» **Data shown**:
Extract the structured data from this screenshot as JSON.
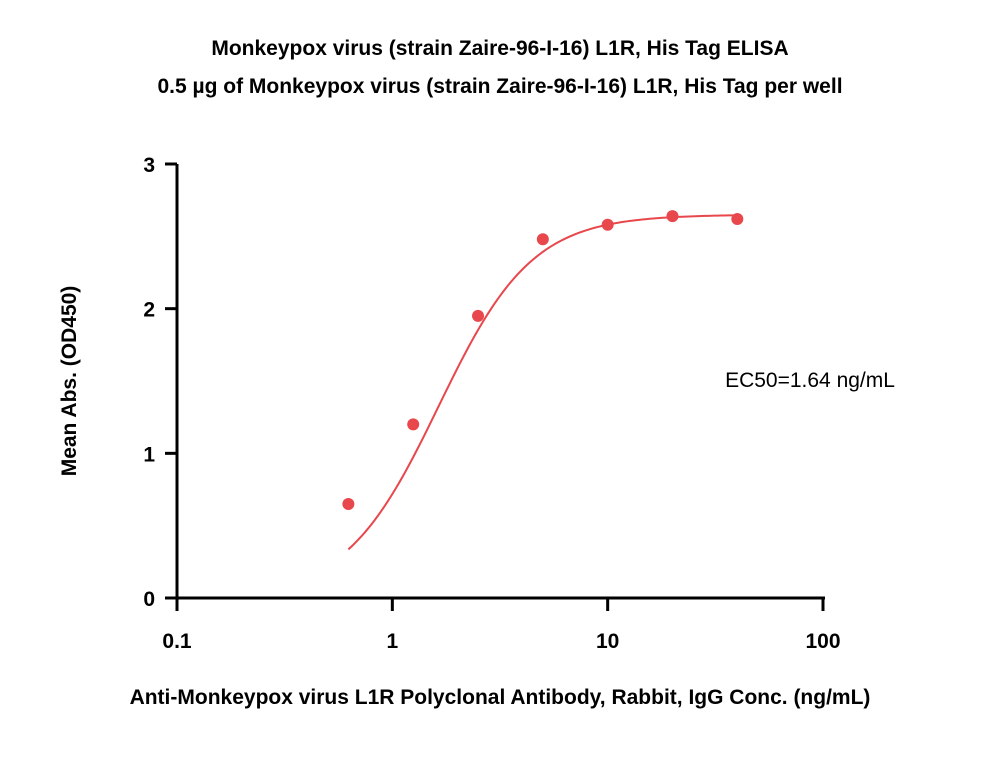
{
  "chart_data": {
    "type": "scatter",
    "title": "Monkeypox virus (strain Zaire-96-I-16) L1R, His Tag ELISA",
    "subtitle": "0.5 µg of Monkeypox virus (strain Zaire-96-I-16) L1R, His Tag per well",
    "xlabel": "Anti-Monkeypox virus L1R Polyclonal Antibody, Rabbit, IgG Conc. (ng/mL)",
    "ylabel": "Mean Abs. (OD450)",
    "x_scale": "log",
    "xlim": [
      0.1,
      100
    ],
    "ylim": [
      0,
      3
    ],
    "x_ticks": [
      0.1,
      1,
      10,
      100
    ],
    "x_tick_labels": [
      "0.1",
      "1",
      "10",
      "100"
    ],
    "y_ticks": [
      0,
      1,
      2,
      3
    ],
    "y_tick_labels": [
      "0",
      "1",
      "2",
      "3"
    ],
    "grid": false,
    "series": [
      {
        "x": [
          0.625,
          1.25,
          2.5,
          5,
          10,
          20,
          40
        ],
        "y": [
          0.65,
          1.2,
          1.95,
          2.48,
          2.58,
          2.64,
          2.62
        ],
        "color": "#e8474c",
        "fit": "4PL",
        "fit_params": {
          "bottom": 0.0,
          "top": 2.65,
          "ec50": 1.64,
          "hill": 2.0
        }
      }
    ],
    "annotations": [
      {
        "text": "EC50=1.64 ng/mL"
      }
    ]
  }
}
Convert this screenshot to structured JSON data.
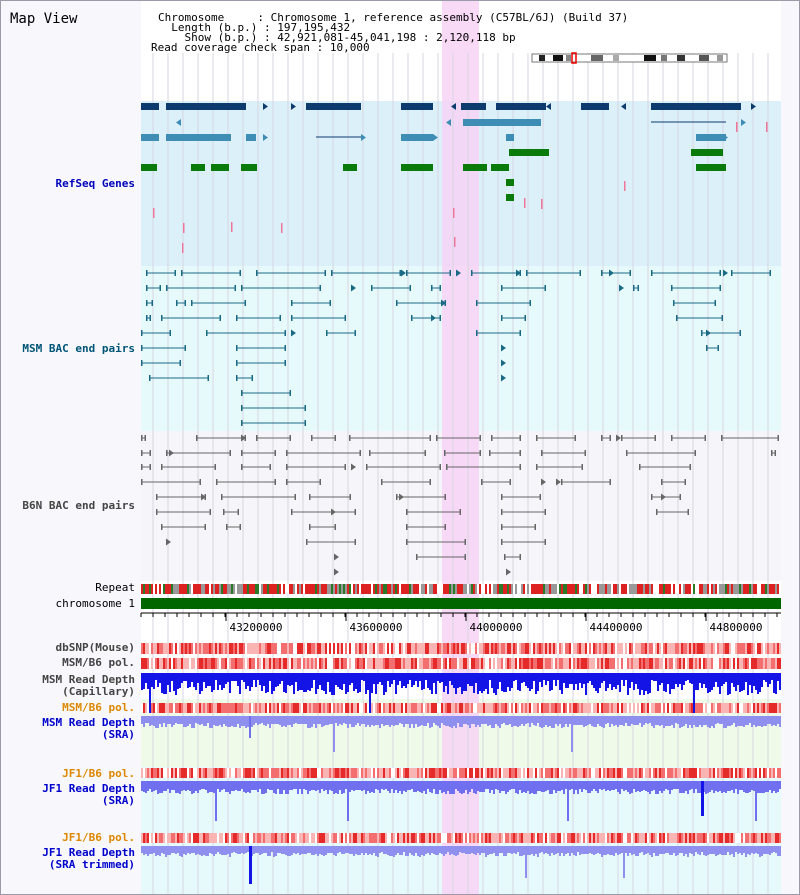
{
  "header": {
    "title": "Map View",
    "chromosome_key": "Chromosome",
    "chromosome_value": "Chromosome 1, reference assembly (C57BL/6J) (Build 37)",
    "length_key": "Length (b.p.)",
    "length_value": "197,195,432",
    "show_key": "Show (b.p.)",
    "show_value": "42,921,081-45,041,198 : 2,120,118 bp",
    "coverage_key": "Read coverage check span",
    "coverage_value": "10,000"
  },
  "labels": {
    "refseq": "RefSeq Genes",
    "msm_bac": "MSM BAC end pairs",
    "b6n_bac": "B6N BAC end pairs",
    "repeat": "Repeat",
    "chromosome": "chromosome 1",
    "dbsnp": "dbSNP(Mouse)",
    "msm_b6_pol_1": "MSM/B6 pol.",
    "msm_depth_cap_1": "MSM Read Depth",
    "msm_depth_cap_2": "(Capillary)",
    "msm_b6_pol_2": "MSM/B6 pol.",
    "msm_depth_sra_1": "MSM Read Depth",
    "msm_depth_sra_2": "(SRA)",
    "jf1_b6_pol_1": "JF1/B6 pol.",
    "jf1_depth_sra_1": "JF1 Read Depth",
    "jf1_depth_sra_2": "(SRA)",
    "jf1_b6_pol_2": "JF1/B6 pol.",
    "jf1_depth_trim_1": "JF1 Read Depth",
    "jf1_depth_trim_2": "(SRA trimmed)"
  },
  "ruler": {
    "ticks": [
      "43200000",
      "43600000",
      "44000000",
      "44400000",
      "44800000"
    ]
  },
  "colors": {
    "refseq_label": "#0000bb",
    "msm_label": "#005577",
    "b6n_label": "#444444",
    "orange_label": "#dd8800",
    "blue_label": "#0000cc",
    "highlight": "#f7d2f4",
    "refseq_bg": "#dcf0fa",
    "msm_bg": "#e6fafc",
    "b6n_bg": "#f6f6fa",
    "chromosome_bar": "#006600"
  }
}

» **The problem**:
Over all the entries, say how many lines hold the string "strain". The reply is the number alone.

» **Answer below**:
2